Lines of data:
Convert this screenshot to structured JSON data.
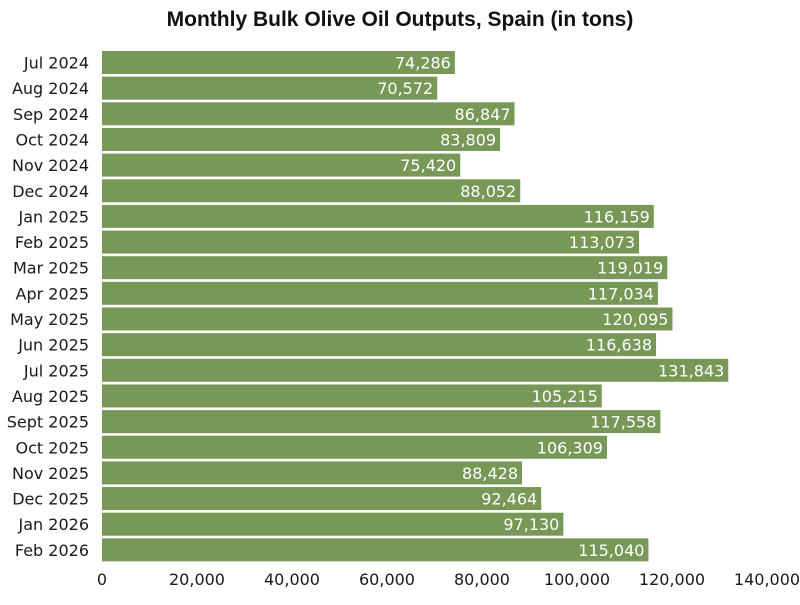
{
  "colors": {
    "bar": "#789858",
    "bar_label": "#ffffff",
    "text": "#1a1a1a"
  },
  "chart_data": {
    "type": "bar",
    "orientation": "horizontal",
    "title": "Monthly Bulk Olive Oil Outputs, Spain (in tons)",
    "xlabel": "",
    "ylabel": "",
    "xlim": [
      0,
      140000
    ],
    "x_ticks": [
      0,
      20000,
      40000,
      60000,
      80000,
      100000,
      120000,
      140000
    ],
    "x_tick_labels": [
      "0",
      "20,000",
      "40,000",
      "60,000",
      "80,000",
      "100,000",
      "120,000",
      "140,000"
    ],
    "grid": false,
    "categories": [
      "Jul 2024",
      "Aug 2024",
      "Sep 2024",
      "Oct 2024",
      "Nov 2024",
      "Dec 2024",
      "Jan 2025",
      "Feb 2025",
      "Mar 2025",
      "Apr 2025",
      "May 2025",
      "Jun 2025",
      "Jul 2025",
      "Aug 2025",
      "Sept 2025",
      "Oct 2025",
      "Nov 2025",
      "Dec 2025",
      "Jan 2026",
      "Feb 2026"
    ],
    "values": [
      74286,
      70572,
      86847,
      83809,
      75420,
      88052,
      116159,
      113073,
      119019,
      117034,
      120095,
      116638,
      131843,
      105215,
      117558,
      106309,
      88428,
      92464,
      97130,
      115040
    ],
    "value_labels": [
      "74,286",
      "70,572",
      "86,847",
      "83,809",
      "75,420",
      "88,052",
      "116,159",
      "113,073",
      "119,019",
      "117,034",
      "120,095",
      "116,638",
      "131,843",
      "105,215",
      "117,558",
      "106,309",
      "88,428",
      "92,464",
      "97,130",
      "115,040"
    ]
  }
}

==

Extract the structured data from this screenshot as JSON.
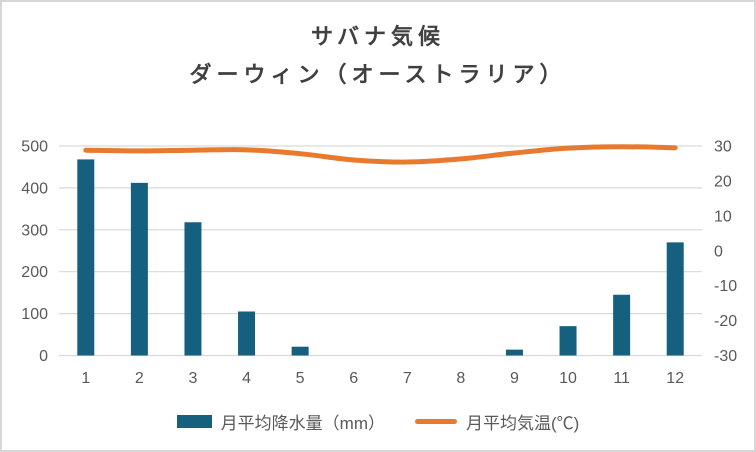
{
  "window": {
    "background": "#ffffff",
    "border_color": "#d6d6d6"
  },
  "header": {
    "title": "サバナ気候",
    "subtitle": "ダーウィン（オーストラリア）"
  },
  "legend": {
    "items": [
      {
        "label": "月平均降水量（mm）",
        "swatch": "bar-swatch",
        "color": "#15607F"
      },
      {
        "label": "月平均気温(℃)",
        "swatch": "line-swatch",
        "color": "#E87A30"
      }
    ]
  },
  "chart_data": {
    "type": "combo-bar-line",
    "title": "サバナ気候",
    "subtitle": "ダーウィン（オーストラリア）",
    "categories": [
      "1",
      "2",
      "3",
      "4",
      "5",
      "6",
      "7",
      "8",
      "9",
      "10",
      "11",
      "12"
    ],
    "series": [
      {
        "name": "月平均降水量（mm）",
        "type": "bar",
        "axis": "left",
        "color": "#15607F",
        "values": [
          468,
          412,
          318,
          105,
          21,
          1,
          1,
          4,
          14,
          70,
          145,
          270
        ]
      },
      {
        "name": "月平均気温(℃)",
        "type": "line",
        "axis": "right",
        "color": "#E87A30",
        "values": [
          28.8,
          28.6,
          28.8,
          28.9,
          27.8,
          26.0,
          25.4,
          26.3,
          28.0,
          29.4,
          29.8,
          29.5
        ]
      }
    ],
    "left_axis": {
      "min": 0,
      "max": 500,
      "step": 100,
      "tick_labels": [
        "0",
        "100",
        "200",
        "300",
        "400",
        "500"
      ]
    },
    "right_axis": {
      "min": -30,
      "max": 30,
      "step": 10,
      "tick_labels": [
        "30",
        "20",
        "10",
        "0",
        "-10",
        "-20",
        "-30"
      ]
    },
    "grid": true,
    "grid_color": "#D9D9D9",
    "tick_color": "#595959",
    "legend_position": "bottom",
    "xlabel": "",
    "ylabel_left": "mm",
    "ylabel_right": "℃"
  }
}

• TASK BRIEF:
Pick out each line that holds the string "type".

• FULL OUTPUT:
    "type": "bar",
    "type": "combo-bar-line",
        "type": "bar",
        "type": "line",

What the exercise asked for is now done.